▸ **Activity**
Every line below is to be quoted exactly, with nothing added or dropped.

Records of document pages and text
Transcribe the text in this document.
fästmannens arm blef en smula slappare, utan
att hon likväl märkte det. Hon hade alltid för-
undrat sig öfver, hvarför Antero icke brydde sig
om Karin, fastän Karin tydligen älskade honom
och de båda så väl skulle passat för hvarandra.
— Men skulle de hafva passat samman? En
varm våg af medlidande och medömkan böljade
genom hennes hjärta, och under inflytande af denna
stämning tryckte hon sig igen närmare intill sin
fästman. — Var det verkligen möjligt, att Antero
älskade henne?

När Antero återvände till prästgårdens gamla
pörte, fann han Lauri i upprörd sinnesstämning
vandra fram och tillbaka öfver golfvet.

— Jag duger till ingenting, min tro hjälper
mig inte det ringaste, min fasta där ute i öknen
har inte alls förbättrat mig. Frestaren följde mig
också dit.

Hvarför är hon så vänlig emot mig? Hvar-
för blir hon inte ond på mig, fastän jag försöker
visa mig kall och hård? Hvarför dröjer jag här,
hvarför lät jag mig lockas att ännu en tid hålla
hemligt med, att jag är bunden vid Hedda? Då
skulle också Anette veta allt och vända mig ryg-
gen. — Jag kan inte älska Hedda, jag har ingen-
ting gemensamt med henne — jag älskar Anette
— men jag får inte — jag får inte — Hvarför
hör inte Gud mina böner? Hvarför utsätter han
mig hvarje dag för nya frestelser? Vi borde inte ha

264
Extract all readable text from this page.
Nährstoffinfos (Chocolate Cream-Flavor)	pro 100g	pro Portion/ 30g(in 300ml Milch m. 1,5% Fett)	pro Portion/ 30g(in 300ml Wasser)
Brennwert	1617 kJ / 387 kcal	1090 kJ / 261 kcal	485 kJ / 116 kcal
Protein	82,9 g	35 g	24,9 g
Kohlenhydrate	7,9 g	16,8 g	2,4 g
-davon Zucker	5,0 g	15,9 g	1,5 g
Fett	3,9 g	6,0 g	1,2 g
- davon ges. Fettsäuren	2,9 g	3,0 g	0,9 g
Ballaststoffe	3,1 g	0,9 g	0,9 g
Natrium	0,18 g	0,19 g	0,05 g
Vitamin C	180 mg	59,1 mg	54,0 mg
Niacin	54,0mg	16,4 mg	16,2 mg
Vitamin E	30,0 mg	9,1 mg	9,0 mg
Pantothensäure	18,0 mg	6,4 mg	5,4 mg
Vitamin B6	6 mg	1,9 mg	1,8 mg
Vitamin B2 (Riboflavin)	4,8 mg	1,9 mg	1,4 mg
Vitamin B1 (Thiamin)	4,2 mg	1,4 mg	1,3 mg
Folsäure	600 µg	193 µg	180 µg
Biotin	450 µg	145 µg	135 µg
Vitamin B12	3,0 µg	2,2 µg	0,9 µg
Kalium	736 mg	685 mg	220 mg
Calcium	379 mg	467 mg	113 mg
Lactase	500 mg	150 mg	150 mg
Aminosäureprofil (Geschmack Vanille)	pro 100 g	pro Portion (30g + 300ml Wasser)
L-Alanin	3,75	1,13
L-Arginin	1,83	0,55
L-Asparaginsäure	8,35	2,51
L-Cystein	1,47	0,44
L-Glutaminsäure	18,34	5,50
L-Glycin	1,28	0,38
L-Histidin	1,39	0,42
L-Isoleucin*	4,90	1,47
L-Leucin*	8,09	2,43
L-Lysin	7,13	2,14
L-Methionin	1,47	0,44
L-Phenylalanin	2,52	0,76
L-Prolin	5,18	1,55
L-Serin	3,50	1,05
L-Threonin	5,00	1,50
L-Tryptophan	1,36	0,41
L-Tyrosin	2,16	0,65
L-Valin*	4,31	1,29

▸ **Written response**
Transcribe the text in this document.
fästmannens arm blef en smula slappare, utan
att hon likväl märkte det. Hon hade alltid för-
undrat sig öfver, hvarför Antero icke brydde sig
om Karin, fastän Karin tydligen älskade honom
och de båda så väl skulle passat för hvarandra.
— Men skulle de hafva passat samman? En
varm våg af medlidande och medömkan böljade
genom hennes hjärta, och under inflytande af denna
stämning tryckte hon sig igen närmare intill sin
fästman. — Var det verkligen möjligt, att Antero
älskade henne?

När Antero återvände till prästgårdens gamla
pörte, fann han Lauri i upprörd sinnesstämning
vandra fram och tillbaka öfver golfvet.

— Jag duger till ingenting, min tro hjälper
mig inte det ringaste, min fasta där ute i öknen
har inte alls förbättrat mig. Frestaren följde mig
också dit.

Hvarför är hon så vänlig emot mig? Hvar-
för blir hon inte ond på mig, fastän jag försöker
visa mig kall och hård? Hvarför dröjer jag här,
hvarför lät jag mig lockas att ännu en tid hålla
hemligt med, att jag är bunden vid Hedda? Då
skulle också Anette veta allt och vända mig ryg-
gen. — Jag kan inte älska Hedda, jag har ingen-
ting gemensamt med henne — jag älskar Anette
— men jag får inte — jag får inte — Hvarför
hör inte Gud mina böner? Hvarför utsätter han
mig hvarje dag för nya frestelser? Vi borde inte ha

264
Extract all readable text from this page.
Nährstoffinfos (Chocolate Cream-Flavor)	pro 100g	pro Portion/ 30g(in 300ml Milch m. 1,5% Fett)	pro Portion/ 30g(in 300ml Wasser)
Brennwert	1617 kJ / 387 kcal	1090 kJ / 261 kcal	485 kJ / 116 kcal
Protein	82,9 g	35 g	24,9 g
Kohlenhydrate	7,9 g	16,8 g	2,4 g
-davon Zucker	5,0 g	15,9 g	1,5 g
Fett	3,9 g	6,0 g	1,2 g
- davon ges. Fettsäuren	2,9 g	3,0 g	0,9 g
Ballaststoffe	3,1 g	0,9 g	0,9 g
Natrium	0,18 g	0,19 g	0,05 g
Vitamin C	180 mg	59,1 mg	54,0 mg
Niacin	54,0mg	16,4 mg	16,2 mg
Vitamin E	30,0 mg	9,1 mg	9,0 mg
Pantothensäure	18,0 mg	6,4 mg	5,4 mg
Vitamin B6	6 mg	1,9 mg	1,8 mg
Vitamin B2 (Riboflavin)	4,8 mg	1,9 mg	1,4 mg
Vitamin B1 (Thiamin)	4,2 mg	1,4 mg	1,3 mg
Folsäure	600 µg	193 µg	180 µg
Biotin	450 µg	145 µg	135 µg
Vitamin B12	3,0 µg	2,2 µg	0,9 µg
Kalium	736 mg	685 mg	220 mg
Calcium	379 mg	467 mg	113 mg
Lactase	500 mg	150 mg	150 mg
Aminosäureprofil (Geschmack Vanille)	pro 100 g	pro Portion (30g + 300ml Wasser)
L-Alanin	3,75	1,13
L-Arginin	1,83	0,55
L-Asparaginsäure	8,35	2,51
L-Cystein	1,47	0,44
L-Glutaminsäure	18,34	5,50
L-Glycin	1,28	0,38
L-Histidin	1,39	0,42
L-Isoleucin*	4,90	1,47
L-Leucin*	8,09	2,43
L-Lysin	7,13	2,14
L-Methionin	1,47	0,44
L-Phenylalanin	2,52	0,76
L-Prolin	5,18	1,55
L-Serin	3,50	1,05
L-Threonin	5,00	1,50
L-Tryptophan	1,36	0,41
L-Tyrosin	2,16	0,65
L-Valin*	4,31	1,29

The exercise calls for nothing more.